▽
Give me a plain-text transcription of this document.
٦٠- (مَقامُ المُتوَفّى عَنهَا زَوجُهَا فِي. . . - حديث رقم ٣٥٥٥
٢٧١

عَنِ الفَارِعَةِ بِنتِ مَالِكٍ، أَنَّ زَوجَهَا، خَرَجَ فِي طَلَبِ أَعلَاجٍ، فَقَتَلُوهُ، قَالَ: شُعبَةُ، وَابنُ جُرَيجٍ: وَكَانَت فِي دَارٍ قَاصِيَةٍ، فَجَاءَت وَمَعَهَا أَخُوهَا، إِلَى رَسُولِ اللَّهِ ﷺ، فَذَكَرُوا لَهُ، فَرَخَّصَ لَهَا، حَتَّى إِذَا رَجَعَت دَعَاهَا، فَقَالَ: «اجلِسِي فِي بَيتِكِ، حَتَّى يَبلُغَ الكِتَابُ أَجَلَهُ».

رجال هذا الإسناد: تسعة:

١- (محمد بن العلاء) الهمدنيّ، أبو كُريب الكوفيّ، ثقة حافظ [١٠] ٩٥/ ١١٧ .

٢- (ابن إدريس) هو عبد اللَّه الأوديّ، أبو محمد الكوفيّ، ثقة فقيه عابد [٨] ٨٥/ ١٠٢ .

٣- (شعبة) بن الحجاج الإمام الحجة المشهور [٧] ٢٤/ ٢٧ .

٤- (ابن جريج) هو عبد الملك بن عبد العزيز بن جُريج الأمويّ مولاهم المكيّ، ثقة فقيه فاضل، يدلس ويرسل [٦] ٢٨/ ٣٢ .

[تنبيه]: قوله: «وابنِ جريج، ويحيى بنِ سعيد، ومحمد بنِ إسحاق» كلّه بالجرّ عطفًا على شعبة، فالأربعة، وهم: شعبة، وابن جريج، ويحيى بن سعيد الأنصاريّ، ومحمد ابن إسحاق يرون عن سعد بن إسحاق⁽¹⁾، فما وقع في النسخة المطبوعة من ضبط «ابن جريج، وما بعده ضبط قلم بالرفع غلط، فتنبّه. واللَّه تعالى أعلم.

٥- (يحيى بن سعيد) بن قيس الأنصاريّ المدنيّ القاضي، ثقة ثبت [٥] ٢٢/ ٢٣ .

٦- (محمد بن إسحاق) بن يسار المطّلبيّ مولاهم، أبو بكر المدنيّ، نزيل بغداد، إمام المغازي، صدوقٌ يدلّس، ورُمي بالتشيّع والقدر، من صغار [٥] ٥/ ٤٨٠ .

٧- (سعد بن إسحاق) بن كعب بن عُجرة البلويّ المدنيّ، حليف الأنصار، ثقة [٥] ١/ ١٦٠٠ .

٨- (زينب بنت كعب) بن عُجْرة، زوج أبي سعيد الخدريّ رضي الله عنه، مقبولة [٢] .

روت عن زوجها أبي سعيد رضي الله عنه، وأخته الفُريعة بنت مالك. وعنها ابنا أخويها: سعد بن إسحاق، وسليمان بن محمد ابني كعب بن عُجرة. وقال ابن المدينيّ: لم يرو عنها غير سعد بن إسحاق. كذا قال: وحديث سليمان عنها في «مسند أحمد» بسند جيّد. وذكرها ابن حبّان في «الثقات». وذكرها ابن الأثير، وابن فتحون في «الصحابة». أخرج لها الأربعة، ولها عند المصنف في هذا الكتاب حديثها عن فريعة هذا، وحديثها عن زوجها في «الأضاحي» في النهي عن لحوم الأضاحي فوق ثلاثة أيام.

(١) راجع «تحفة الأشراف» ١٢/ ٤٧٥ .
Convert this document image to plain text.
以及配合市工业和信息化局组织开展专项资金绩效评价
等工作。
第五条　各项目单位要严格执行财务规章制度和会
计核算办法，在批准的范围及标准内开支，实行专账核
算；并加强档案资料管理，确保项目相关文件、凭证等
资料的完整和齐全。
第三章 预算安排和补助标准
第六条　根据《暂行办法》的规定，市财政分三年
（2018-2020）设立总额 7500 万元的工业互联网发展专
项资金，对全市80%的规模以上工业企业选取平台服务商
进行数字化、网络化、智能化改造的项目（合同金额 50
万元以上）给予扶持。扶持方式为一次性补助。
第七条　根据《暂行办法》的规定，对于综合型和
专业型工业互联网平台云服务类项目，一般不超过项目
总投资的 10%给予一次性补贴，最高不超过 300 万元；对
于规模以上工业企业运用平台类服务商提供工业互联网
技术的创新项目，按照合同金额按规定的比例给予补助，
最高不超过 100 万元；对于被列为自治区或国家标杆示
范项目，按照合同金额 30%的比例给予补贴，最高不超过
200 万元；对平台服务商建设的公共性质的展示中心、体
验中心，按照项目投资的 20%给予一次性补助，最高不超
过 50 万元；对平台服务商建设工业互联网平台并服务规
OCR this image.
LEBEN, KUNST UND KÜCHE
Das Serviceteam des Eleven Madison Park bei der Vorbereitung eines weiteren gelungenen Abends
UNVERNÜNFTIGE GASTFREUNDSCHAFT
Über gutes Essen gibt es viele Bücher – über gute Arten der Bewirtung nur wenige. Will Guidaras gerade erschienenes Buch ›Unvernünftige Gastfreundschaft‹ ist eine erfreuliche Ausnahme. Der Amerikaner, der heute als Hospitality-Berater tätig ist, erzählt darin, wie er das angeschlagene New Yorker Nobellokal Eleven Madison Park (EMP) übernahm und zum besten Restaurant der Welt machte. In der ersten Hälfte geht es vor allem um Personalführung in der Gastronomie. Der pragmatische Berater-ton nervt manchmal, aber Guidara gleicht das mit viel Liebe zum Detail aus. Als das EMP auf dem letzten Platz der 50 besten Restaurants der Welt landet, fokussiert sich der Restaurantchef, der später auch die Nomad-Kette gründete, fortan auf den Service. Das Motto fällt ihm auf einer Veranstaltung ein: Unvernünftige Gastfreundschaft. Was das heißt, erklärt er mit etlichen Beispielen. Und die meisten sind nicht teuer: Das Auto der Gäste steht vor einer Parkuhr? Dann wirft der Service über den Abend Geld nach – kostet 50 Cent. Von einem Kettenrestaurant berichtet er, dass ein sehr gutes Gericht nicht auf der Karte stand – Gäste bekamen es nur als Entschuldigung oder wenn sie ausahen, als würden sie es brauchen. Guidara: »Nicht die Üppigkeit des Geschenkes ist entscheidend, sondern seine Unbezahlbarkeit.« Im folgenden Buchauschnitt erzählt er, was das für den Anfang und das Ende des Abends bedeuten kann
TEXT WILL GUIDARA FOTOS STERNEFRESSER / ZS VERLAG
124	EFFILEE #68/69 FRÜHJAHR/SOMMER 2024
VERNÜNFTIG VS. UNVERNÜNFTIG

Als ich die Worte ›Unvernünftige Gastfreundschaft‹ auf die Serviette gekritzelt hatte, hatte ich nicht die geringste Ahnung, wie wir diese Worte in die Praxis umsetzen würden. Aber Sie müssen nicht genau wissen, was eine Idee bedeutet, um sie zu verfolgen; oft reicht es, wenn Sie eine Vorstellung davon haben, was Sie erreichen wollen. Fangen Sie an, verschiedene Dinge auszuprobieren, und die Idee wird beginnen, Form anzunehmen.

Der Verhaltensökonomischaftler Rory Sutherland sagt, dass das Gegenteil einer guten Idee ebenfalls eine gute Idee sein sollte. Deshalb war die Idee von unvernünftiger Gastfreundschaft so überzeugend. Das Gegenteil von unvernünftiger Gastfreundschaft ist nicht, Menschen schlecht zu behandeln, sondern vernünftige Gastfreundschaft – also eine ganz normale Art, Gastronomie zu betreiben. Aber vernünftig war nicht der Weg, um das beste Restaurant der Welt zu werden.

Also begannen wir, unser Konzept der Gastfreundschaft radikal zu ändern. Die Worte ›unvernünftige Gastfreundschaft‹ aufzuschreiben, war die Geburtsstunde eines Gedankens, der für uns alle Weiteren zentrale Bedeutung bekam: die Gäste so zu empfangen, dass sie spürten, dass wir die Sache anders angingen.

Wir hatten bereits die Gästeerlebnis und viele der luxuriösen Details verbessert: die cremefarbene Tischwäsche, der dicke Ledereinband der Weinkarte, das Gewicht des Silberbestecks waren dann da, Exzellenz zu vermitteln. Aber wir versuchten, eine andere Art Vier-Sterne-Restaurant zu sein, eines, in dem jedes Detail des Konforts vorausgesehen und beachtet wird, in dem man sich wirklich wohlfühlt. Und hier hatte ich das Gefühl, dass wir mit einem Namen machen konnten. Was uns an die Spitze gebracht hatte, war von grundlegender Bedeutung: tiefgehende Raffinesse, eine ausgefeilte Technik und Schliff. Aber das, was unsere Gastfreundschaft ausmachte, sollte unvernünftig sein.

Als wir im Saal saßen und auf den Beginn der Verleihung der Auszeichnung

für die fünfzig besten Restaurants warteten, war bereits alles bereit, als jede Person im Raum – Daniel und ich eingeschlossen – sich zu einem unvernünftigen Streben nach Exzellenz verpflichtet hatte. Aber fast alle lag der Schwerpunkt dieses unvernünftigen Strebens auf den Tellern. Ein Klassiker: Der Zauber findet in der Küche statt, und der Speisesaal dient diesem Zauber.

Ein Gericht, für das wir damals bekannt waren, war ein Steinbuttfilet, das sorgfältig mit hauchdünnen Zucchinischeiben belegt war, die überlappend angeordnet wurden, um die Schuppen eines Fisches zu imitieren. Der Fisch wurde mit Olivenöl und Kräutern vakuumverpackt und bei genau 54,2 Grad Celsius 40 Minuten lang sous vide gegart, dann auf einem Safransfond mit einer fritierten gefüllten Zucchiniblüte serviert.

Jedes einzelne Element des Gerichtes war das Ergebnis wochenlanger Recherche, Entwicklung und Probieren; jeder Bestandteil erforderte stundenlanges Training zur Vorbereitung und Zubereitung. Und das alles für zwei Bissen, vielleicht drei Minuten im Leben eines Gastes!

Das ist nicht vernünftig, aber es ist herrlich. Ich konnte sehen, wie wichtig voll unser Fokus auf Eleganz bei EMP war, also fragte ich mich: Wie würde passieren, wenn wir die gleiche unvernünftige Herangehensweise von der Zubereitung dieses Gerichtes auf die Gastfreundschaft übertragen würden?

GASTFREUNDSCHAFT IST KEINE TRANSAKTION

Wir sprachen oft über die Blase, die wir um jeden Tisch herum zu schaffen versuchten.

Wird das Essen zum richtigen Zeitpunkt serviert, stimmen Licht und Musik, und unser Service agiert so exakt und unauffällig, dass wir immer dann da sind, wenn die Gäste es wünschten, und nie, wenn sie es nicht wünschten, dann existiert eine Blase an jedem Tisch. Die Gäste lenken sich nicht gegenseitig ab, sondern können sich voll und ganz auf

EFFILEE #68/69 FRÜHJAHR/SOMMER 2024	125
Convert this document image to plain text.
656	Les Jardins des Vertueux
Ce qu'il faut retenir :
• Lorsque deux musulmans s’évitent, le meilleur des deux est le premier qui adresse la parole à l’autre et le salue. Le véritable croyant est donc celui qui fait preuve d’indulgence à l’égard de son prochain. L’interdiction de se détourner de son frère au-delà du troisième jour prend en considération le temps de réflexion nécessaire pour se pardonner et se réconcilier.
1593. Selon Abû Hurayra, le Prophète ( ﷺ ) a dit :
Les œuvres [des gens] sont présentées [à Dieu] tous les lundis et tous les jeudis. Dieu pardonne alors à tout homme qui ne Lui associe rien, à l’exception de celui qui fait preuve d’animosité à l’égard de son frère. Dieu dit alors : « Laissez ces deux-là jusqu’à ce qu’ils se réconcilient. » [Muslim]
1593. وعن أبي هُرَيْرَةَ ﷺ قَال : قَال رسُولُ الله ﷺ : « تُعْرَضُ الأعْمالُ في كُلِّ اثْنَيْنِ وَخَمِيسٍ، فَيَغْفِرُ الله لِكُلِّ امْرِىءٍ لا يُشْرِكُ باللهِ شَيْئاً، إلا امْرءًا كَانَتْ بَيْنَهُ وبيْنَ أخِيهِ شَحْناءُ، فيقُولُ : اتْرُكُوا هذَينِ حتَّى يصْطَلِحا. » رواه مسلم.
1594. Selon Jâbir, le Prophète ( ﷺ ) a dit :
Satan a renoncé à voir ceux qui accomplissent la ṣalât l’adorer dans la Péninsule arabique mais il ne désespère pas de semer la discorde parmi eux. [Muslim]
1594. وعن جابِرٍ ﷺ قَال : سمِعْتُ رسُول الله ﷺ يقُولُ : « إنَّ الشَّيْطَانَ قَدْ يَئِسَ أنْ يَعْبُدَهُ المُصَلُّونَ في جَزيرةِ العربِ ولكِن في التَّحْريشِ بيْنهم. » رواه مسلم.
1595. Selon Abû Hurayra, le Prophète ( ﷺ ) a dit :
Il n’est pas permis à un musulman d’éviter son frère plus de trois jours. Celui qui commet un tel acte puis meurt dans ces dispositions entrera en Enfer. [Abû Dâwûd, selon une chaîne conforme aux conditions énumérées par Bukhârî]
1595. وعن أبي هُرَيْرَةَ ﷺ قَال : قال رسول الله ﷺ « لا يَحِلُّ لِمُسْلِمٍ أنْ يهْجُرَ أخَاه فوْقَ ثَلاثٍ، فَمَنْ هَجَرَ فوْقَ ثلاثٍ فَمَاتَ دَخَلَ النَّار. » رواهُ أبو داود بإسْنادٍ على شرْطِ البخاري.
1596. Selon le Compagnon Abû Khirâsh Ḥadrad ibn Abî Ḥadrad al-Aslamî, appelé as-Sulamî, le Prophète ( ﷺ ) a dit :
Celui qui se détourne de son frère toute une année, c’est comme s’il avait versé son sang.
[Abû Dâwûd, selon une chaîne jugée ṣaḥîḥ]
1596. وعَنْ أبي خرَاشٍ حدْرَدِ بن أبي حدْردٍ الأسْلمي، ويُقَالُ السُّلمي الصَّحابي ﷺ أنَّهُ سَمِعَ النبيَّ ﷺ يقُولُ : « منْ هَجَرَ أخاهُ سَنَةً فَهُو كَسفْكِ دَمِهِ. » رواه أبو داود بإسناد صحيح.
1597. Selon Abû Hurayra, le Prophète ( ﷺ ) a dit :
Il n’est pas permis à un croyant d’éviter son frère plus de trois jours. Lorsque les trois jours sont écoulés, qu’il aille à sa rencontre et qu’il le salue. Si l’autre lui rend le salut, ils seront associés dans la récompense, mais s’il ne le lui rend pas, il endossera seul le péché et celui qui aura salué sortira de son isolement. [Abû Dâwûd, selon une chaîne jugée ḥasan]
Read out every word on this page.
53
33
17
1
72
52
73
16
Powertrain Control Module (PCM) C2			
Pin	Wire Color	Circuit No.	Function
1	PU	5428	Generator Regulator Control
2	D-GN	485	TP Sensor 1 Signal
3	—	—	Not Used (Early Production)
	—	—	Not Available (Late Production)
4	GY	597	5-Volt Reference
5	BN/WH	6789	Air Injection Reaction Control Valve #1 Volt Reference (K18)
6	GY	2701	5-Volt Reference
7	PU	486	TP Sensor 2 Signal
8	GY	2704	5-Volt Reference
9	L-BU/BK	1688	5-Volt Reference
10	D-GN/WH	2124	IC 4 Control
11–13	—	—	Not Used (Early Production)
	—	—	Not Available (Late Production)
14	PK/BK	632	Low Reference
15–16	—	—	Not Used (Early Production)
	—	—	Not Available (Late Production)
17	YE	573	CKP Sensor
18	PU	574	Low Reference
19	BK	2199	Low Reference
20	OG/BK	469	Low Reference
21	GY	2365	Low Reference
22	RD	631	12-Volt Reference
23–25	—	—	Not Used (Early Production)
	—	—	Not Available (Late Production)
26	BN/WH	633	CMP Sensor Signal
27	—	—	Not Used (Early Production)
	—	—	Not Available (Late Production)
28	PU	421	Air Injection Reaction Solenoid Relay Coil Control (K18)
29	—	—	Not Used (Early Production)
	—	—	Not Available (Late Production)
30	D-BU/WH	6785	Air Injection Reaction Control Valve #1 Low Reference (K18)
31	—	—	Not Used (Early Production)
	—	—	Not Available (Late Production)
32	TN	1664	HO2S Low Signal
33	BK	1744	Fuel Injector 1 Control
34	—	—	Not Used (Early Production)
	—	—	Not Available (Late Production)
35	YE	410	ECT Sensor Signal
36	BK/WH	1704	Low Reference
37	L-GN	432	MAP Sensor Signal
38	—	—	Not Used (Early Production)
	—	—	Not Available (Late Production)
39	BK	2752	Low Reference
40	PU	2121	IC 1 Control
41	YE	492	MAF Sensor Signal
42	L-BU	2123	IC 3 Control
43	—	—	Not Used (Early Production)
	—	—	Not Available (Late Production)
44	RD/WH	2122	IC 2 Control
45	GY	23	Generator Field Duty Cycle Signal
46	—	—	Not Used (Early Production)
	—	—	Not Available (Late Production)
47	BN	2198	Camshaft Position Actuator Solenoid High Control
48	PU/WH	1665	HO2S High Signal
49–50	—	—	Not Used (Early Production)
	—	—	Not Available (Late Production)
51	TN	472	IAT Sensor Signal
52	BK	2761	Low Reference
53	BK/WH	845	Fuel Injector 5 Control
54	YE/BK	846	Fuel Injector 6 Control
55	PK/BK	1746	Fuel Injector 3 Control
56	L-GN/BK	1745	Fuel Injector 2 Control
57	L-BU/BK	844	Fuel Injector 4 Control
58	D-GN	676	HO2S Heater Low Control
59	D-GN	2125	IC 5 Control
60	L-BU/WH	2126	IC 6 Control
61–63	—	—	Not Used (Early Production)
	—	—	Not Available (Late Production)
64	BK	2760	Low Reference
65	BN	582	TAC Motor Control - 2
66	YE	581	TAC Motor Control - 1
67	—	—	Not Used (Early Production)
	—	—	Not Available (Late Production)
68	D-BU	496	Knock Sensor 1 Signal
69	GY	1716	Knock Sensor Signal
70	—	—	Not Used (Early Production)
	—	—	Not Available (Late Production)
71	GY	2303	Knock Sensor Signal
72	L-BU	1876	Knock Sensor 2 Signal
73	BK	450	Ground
△
Look through the data and gather every line with the string "Valve" in it.

OUTPUT BELOW.
5	BN/WH	6789	Air Injection Reaction Control Valve #1 Volt Reference (K18)
30	D-BU/WH	6785	Air Injection Reaction Control Valve #1 Low Reference (K18)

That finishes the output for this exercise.